[begin Data to process]

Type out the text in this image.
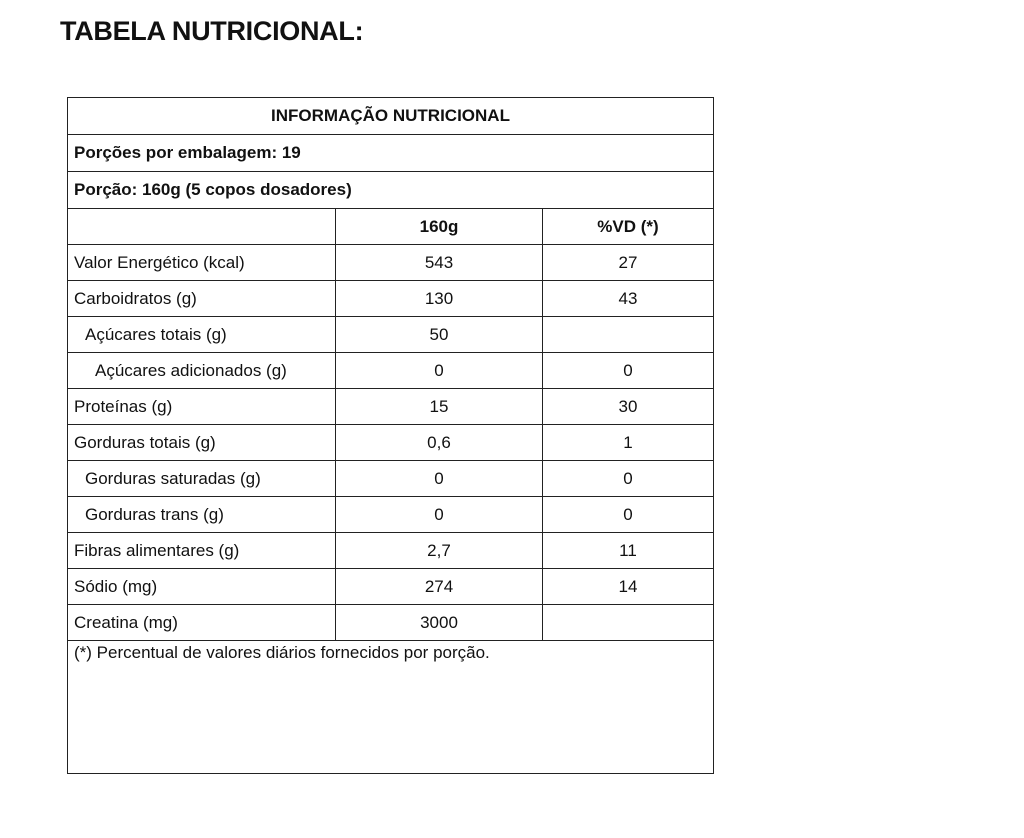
TABELA NUTRICIONAL:
INFORMAÇÃO NUTRICIONAL		
Porções por embalagem: 19		
Porção: 160g (5 copos dosadores)		
	160g	%VD (*)
Valor Energético (kcal)	543	27
Carboidratos (g)	130	43
Açúcares totais (g)	50	
Açúcares adicionados (g)	0	0
Proteínas (g)	15	30
Gorduras totais (g)	0,6	1
Gorduras saturadas (g)	0	0
Gorduras trans (g)	0	0
Fibras alimentares (g)	2,7	11
Sódio (mg)	274	14
Creatina (mg)	3000	
(*) Percentual de valores diários fornecidos por porção.		
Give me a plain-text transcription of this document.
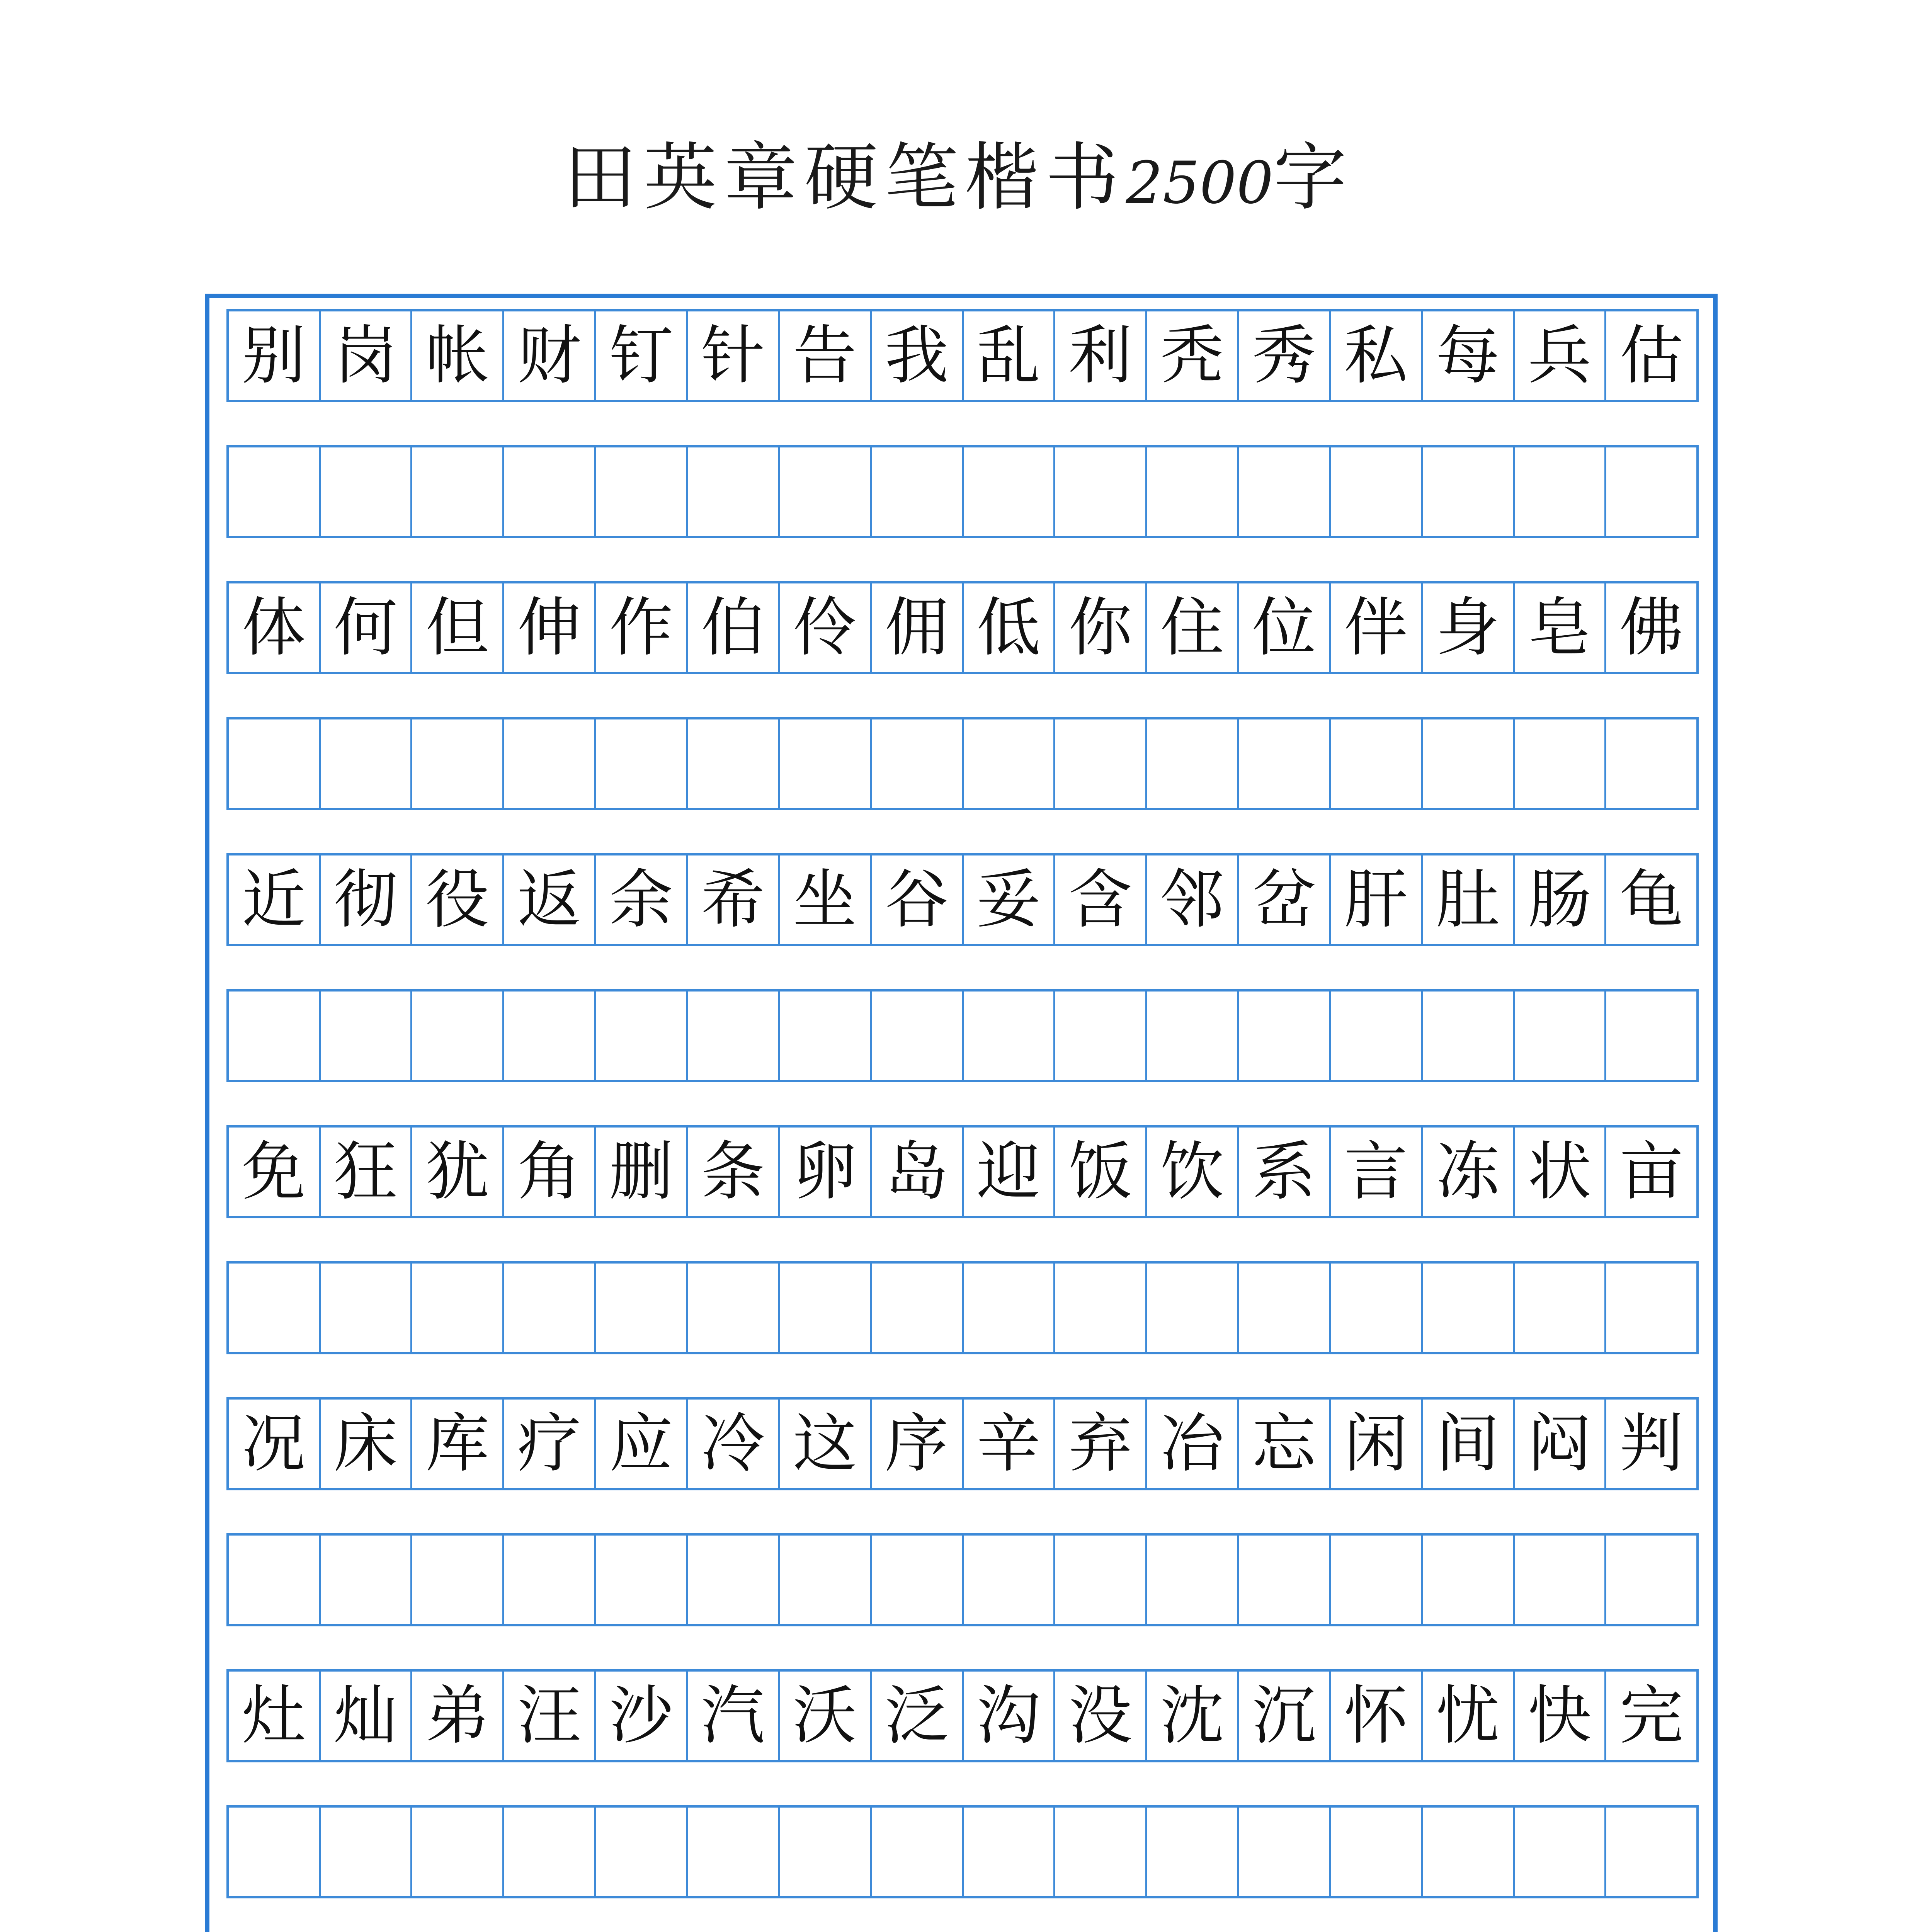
田英章硬笔楷书2500字
别 岗 帐 财 钉 针 告 我 乱 利 秃 秀 私 每 兵 估
体 何 但 伸 作 伯 伶 佣 低 你 住 位 伴 身 皂 佛
近 彻 役 返 余 希 坐 谷 妥 含 邻 岔 肝 肚 肠 龟
免 狂 犹 角 删 条 卵 岛 迎 饭 饮 系 言 冻 状 亩
况 床 库 疗 应 冷 这 序 辛 弃 冶 忘 闲 间 闷 判
灶 灿 弟 汪 沙 汽 沃 泛 沟 没 沈 沉 怀 忧 快 完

[end Data to process]

[Given instruction]: Print exactly the span of lines that begins with the line containing "Give me a plain-text" and ends with the last line of the listing, with no pictures.

[Response to this exercise]:
Give me a plain-text transcription of this document.
田英章硬笔楷书2500字
别 岗 帐 财 钉 针 告 我 乱 利 秃 秀 私 每 兵 估
体 何 但 伸 作 伯 伶 佣 低 你 住 位 伴 身 皂 佛
近 彻 役 返 余 希 坐 谷 妥 含 邻 岔 肝 肚 肠 龟
免 狂 犹 角 删 条 卵 岛 迎 饭 饮 系 言 冻 状 亩
况 床 库 疗 应 冷 这 序 辛 弃 冶 忘 闲 间 闷 判
灶 灿 弟 汪 沙 汽 沃 泛 沟 没 沈 沉 怀 忧 快 完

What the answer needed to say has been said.